• [WHAT THE TASK ASKS]: When the string "swatch" is part of a line below, that line should be copied.
● ● ● ●
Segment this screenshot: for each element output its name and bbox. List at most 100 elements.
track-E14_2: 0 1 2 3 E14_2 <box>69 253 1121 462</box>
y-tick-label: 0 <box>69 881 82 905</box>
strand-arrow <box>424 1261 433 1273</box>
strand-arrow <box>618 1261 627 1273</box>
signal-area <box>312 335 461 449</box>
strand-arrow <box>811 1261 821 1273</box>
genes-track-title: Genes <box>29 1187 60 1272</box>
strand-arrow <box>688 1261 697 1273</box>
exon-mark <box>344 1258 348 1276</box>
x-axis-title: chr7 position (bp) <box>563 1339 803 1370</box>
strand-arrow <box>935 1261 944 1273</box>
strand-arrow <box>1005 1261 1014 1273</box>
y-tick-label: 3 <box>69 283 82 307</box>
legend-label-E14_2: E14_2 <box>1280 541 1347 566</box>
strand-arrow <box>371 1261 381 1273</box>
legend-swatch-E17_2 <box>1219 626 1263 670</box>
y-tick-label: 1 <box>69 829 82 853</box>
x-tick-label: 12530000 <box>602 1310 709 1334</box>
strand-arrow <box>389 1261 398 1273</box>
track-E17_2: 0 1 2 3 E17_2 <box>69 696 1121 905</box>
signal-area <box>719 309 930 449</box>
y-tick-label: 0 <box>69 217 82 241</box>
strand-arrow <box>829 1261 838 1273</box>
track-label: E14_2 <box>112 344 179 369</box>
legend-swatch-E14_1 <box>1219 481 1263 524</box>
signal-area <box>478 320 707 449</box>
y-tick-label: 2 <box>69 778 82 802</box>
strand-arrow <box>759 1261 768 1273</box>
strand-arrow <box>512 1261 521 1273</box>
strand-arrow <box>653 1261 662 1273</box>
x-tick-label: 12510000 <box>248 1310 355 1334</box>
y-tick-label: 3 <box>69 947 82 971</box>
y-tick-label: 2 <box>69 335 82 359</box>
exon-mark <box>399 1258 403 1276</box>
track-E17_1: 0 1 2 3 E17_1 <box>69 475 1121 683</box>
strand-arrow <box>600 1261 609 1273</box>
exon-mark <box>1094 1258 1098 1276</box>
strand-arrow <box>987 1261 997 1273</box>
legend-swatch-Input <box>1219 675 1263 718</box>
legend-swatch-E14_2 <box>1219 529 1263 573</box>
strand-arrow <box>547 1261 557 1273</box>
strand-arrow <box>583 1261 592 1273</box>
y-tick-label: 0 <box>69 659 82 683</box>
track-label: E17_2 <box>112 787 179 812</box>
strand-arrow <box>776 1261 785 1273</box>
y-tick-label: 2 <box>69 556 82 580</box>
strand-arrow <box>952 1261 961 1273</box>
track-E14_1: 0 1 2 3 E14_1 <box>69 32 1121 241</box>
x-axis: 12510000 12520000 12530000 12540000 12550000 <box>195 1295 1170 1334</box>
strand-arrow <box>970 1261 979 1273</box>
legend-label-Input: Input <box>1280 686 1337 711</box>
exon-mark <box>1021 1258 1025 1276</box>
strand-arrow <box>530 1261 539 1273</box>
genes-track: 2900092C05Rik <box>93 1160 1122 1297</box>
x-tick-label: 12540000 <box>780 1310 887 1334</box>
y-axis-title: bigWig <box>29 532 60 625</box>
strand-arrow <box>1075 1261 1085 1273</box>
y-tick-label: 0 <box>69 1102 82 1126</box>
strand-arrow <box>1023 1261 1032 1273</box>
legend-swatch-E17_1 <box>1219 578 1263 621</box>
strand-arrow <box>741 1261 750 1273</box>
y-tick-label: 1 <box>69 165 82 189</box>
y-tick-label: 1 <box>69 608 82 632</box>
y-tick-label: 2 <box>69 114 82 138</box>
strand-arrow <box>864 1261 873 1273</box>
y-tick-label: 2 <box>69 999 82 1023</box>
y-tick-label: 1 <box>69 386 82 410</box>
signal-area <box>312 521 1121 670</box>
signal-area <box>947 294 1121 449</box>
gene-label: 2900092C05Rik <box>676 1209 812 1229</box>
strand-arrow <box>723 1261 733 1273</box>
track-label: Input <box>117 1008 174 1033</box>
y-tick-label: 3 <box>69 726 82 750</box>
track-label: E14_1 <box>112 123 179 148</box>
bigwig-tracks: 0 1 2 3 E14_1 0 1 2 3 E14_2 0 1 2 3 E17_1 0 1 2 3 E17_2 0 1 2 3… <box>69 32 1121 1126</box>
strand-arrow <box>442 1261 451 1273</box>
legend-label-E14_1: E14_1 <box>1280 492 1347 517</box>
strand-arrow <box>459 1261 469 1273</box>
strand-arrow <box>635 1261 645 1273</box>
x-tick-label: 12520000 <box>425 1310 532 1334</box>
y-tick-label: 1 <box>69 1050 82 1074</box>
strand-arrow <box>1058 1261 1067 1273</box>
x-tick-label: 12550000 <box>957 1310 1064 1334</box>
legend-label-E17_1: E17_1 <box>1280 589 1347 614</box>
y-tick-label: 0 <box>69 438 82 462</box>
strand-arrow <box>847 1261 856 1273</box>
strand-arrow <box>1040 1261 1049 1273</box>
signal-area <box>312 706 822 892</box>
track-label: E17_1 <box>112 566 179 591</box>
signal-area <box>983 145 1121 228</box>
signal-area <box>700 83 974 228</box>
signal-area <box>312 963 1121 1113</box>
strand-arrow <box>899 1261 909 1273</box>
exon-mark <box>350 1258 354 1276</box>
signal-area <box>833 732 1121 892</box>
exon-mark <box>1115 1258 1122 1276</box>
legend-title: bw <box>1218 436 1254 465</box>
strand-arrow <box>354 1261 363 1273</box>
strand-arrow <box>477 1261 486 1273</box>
● ● ● ●
• [COMPLETED TASK]:
legend-swatch-E17_2 <box>1219 626 1263 670</box>
legend-swatch-E14_1 <box>1219 481 1263 524</box>
legend-swatch-Input <box>1219 675 1263 718</box>
legend-swatch-E14_2 <box>1219 529 1263 573</box>
legend-swatch-E17_1 <box>1219 578 1263 621</box>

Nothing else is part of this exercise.